## Recorded data
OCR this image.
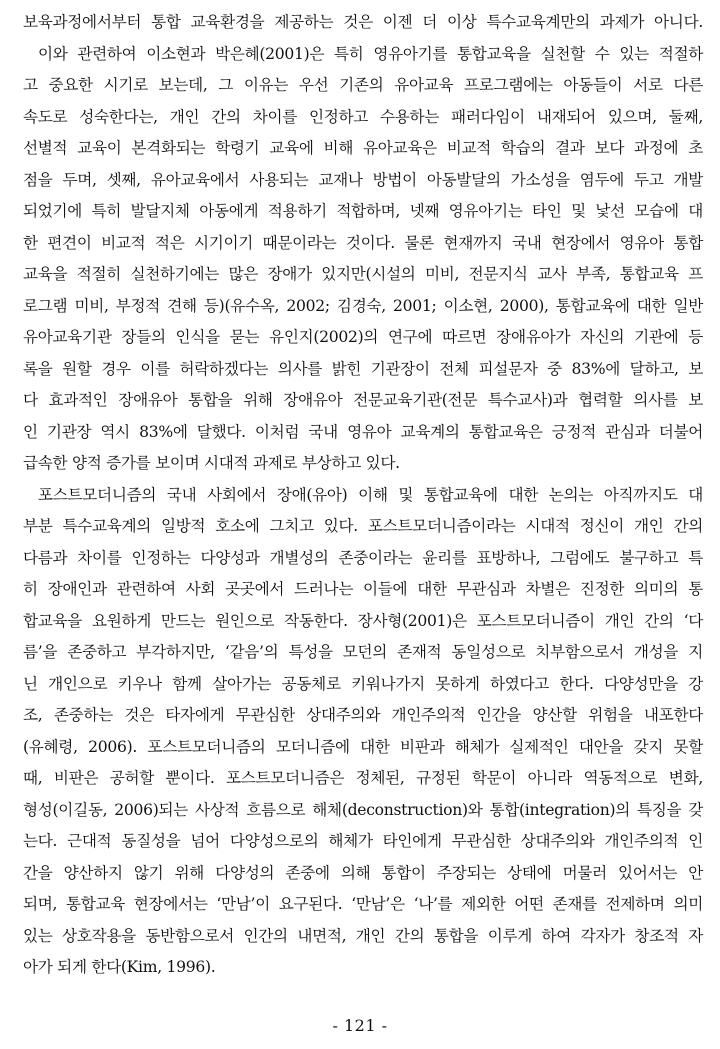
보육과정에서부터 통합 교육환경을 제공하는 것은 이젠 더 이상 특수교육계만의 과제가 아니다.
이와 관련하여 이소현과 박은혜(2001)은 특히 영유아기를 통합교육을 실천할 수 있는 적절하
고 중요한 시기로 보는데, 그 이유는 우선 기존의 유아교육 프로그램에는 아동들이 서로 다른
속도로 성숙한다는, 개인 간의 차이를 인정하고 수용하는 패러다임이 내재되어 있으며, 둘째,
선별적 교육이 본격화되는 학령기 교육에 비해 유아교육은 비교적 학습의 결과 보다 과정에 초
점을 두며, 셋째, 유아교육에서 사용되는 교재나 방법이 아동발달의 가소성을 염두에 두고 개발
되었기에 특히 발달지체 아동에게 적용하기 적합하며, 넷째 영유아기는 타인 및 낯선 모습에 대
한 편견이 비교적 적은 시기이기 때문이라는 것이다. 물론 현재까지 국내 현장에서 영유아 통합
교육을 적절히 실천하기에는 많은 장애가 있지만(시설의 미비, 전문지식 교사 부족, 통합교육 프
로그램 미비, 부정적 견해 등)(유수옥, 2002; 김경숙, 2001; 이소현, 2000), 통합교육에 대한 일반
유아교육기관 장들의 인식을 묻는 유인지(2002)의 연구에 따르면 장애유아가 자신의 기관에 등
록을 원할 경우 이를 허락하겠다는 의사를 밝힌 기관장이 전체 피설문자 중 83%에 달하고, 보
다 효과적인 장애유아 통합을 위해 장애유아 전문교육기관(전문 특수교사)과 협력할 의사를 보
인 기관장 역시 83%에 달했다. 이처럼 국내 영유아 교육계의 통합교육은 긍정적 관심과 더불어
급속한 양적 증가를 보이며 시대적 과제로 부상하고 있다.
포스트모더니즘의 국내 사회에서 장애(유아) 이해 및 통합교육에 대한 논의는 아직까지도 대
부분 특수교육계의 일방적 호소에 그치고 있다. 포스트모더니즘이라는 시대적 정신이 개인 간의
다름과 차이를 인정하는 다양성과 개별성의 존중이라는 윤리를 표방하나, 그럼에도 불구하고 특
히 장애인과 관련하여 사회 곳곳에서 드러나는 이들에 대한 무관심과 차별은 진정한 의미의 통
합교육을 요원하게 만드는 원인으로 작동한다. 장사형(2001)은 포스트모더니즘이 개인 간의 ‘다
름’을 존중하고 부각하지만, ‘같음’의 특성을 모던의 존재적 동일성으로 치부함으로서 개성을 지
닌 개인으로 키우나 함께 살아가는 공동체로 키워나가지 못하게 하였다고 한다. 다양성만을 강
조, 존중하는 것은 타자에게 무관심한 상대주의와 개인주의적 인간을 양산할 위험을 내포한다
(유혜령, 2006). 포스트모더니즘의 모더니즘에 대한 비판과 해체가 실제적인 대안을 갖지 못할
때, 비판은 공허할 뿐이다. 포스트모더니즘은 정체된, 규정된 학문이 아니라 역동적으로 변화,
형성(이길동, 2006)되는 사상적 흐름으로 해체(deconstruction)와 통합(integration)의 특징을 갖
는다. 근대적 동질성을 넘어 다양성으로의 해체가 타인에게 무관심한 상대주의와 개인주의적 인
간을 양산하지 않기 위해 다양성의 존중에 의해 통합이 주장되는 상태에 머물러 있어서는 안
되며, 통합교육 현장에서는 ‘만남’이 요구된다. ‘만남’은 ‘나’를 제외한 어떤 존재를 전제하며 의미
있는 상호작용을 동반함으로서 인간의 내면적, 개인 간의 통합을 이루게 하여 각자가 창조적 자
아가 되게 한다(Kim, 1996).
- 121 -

## Stated exercise
Output, exactly, all the records above; include no pictures.

## Exercise output
OCR this image.
보육과정에서부터 통합 교육환경을 제공하는 것은 이젠 더 이상 특수교육계만의 과제가 아니다.
이와 관련하여 이소현과 박은혜(2001)은 특히 영유아기를 통합교육을 실천할 수 있는 적절하
고 중요한 시기로 보는데, 그 이유는 우선 기존의 유아교육 프로그램에는 아동들이 서로 다른
속도로 성숙한다는, 개인 간의 차이를 인정하고 수용하는 패러다임이 내재되어 있으며, 둘째,
선별적 교육이 본격화되는 학령기 교육에 비해 유아교육은 비교적 학습의 결과 보다 과정에 초
점을 두며, 셋째, 유아교육에서 사용되는 교재나 방법이 아동발달의 가소성을 염두에 두고 개발
되었기에 특히 발달지체 아동에게 적용하기 적합하며, 넷째 영유아기는 타인 및 낯선 모습에 대
한 편견이 비교적 적은 시기이기 때문이라는 것이다. 물론 현재까지 국내 현장에서 영유아 통합
교육을 적절히 실천하기에는 많은 장애가 있지만(시설의 미비, 전문지식 교사 부족, 통합교육 프
로그램 미비, 부정적 견해 등)(유수옥, 2002; 김경숙, 2001; 이소현, 2000), 통합교육에 대한 일반
유아교육기관 장들의 인식을 묻는 유인지(2002)의 연구에 따르면 장애유아가 자신의 기관에 등
록을 원할 경우 이를 허락하겠다는 의사를 밝힌 기관장이 전체 피설문자 중 83%에 달하고, 보
다 효과적인 장애유아 통합을 위해 장애유아 전문교육기관(전문 특수교사)과 협력할 의사를 보
인 기관장 역시 83%에 달했다. 이처럼 국내 영유아 교육계의 통합교육은 긍정적 관심과 더불어
급속한 양적 증가를 보이며 시대적 과제로 부상하고 있다.
포스트모더니즘의 국내 사회에서 장애(유아) 이해 및 통합교육에 대한 논의는 아직까지도 대
부분 특수교육계의 일방적 호소에 그치고 있다. 포스트모더니즘이라는 시대적 정신이 개인 간의
다름과 차이를 인정하는 다양성과 개별성의 존중이라는 윤리를 표방하나, 그럼에도 불구하고 특
히 장애인과 관련하여 사회 곳곳에서 드러나는 이들에 대한 무관심과 차별은 진정한 의미의 통
합교육을 요원하게 만드는 원인으로 작동한다. 장사형(2001)은 포스트모더니즘이 개인 간의 ‘다
름’을 존중하고 부각하지만, ‘같음’의 특성을 모던의 존재적 동일성으로 치부함으로서 개성을 지
닌 개인으로 키우나 함께 살아가는 공동체로 키워나가지 못하게 하였다고 한다. 다양성만을 강
조, 존중하는 것은 타자에게 무관심한 상대주의와 개인주의적 인간을 양산할 위험을 내포한다
(유혜령, 2006). 포스트모더니즘의 모더니즘에 대한 비판과 해체가 실제적인 대안을 갖지 못할
때, 비판은 공허할 뿐이다. 포스트모더니즘은 정체된, 규정된 학문이 아니라 역동적으로 변화,
형성(이길동, 2006)되는 사상적 흐름으로 해체(deconstruction)와 통합(integration)의 특징을 갖
는다. 근대적 동질성을 넘어 다양성으로의 해체가 타인에게 무관심한 상대주의와 개인주의적 인
간을 양산하지 않기 위해 다양성의 존중에 의해 통합이 주장되는 상태에 머물러 있어서는 안
되며, 통합교육 현장에서는 ‘만남’이 요구된다. ‘만남’은 ‘나’를 제외한 어떤 존재를 전제하며 의미
있는 상호작용을 동반함으로서 인간의 내면적, 개인 간의 통합을 이루게 하여 각자가 창조적 자
아가 되게 한다(Kim, 1996).
- 121 -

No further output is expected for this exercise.